# start of THE DATA
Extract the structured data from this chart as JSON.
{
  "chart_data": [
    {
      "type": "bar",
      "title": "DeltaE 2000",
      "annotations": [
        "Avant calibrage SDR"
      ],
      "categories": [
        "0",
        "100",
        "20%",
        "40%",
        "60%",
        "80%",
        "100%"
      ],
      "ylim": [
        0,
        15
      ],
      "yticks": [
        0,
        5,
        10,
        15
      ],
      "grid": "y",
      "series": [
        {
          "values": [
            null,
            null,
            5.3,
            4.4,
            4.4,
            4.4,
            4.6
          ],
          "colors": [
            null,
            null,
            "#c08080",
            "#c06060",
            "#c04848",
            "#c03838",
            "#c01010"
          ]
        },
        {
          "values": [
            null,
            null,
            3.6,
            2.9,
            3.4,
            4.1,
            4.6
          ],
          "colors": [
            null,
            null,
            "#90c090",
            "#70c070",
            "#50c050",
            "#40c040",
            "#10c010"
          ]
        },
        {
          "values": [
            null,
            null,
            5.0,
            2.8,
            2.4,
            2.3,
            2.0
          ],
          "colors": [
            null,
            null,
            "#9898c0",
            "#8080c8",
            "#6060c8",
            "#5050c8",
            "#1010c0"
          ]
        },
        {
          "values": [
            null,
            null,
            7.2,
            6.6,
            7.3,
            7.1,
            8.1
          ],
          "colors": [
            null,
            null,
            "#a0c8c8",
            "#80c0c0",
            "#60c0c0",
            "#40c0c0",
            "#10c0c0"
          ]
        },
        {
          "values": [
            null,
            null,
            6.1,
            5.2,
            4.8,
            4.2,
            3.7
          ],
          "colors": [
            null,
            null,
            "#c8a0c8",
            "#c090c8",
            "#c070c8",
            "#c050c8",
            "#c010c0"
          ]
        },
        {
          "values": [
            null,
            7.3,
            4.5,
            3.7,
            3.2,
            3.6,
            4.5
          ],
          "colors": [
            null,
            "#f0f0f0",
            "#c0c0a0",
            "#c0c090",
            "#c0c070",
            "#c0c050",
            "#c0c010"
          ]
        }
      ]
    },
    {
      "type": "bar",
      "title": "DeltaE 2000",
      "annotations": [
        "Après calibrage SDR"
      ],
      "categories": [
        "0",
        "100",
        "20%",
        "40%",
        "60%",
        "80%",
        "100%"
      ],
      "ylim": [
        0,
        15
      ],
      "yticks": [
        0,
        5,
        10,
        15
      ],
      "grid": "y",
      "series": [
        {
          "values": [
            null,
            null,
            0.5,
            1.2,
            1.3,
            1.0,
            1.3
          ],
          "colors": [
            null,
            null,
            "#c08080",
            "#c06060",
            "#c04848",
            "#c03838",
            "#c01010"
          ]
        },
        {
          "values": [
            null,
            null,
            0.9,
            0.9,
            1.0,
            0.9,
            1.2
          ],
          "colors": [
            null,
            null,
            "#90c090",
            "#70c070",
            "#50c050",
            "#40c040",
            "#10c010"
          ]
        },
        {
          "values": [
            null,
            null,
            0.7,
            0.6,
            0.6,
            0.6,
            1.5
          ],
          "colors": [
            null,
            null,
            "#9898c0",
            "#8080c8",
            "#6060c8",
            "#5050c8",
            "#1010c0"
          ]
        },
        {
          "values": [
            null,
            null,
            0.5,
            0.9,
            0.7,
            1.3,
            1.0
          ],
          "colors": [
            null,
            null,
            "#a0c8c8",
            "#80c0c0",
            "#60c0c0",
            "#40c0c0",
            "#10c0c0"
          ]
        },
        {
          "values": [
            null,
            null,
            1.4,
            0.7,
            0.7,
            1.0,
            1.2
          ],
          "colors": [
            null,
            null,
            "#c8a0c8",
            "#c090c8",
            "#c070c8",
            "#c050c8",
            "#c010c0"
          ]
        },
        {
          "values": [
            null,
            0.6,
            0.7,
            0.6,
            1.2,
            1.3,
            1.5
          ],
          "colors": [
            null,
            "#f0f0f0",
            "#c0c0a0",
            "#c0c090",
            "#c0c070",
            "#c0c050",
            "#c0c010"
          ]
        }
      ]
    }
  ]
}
# end of THE DATA
### TASK PROMPT
Print out the whole listing exactly as it appears.

### CORRECT RESPONSE
Extract the structured data from this chart as JSON.
{
  "chart_data": [
    {
      "type": "bar",
      "title": "DeltaE 2000",
      "annotations": [
        "Avant calibrage SDR"
      ],
      "categories": [
        "0",
        "100",
        "20%",
        "40%",
        "60%",
        "80%",
        "100%"
      ],
      "ylim": [
        0,
        15
      ],
      "yticks": [
        0,
        5,
        10,
        15
      ],
      "grid": "y",
      "series": [
        {
          "values": [
            null,
            null,
            5.3,
            4.4,
            4.4,
            4.4,
            4.6
          ],
          "colors": [
            null,
            null,
            "#c08080",
            "#c06060",
            "#c04848",
            "#c03838",
            "#c01010"
          ]
        },
        {
          "values": [
            null,
            null,
            3.6,
            2.9,
            3.4,
            4.1,
            4.6
          ],
          "colors": [
            null,
            null,
            "#90c090",
            "#70c070",
            "#50c050",
            "#40c040",
            "#10c010"
          ]
        },
        {
          "values": [
            null,
            null,
            5.0,
            2.8,
            2.4,
            2.3,
            2.0
          ],
          "colors": [
            null,
            null,
            "#9898c0",
            "#8080c8",
            "#6060c8",
            "#5050c8",
            "#1010c0"
          ]
        },
        {
          "values": [
            null,
            null,
            7.2,
            6.6,
            7.3,
            7.1,
            8.1
          ],
          "colors": [
            null,
            null,
            "#a0c8c8",
            "#80c0c0",
            "#60c0c0",
            "#40c0c0",
            "#10c0c0"
          ]
        },
        {
          "values": [
            null,
            null,
            6.1,
            5.2,
            4.8,
            4.2,
            3.7
          ],
          "colors": [
            null,
            null,
            "#c8a0c8",
            "#c090c8",
            "#c070c8",
            "#c050c8",
            "#c010c0"
          ]
        },
        {
          "values": [
            null,
            7.3,
            4.5,
            3.7,
            3.2,
            3.6,
            4.5
          ],
          "colors": [
            null,
            "#f0f0f0",
            "#c0c0a0",
            "#c0c090",
            "#c0c070",
            "#c0c050",
            "#c0c010"
          ]
        }
      ]
    },
    {
      "type": "bar",
      "title": "DeltaE 2000",
      "annotations": [
        "Après calibrage SDR"
      ],
      "categories": [
        "0",
        "100",
        "20%",
        "40%",
        "60%",
        "80%",
        "100%"
      ],
      "ylim": [
        0,
        15
      ],
      "yticks": [
        0,
        5,
        10,
        15
      ],
      "grid": "y",
      "series": [
        {
          "values": [
            null,
            null,
            0.5,
            1.2,
            1.3,
            1.0,
            1.3
          ],
          "colors": [
            null,
            null,
            "#c08080",
            "#c06060",
            "#c04848",
            "#c03838",
            "#c01010"
          ]
        },
        {
          "values": [
            null,
            null,
            0.9,
            0.9,
            1.0,
            0.9,
            1.2
          ],
          "colors": [
            null,
            null,
            "#90c090",
            "#70c070",
            "#50c050",
            "#40c040",
            "#10c010"
          ]
        },
        {
          "values": [
            null,
            null,
            0.7,
            0.6,
            0.6,
            0.6,
            1.5
          ],
          "colors": [
            null,
            null,
            "#9898c0",
            "#8080c8",
            "#6060c8",
            "#5050c8",
            "#1010c0"
          ]
        },
        {
          "values": [
            null,
            null,
            0.5,
            0.9,
            0.7,
            1.3,
            1.0
          ],
          "colors": [
            null,
            null,
            "#a0c8c8",
            "#80c0c0",
            "#60c0c0",
            "#40c0c0",
            "#10c0c0"
          ]
        },
        {
          "values": [
            null,
            null,
            1.4,
            0.7,
            0.7,
            1.0,
            1.2
          ],
          "colors": [
            null,
            null,
            "#c8a0c8",
            "#c090c8",
            "#c070c8",
            "#c050c8",
            "#c010c0"
          ]
        },
        {
          "values": [
            null,
            0.6,
            0.7,
            0.6,
            1.2,
            1.3,
            1.5
          ],
          "colors": [
            null,
            "#f0f0f0",
            "#c0c0a0",
            "#c0c090",
            "#c0c070",
            "#c0c050",
            "#c0c010"
          ]
        }
      ]
    }
  ]
}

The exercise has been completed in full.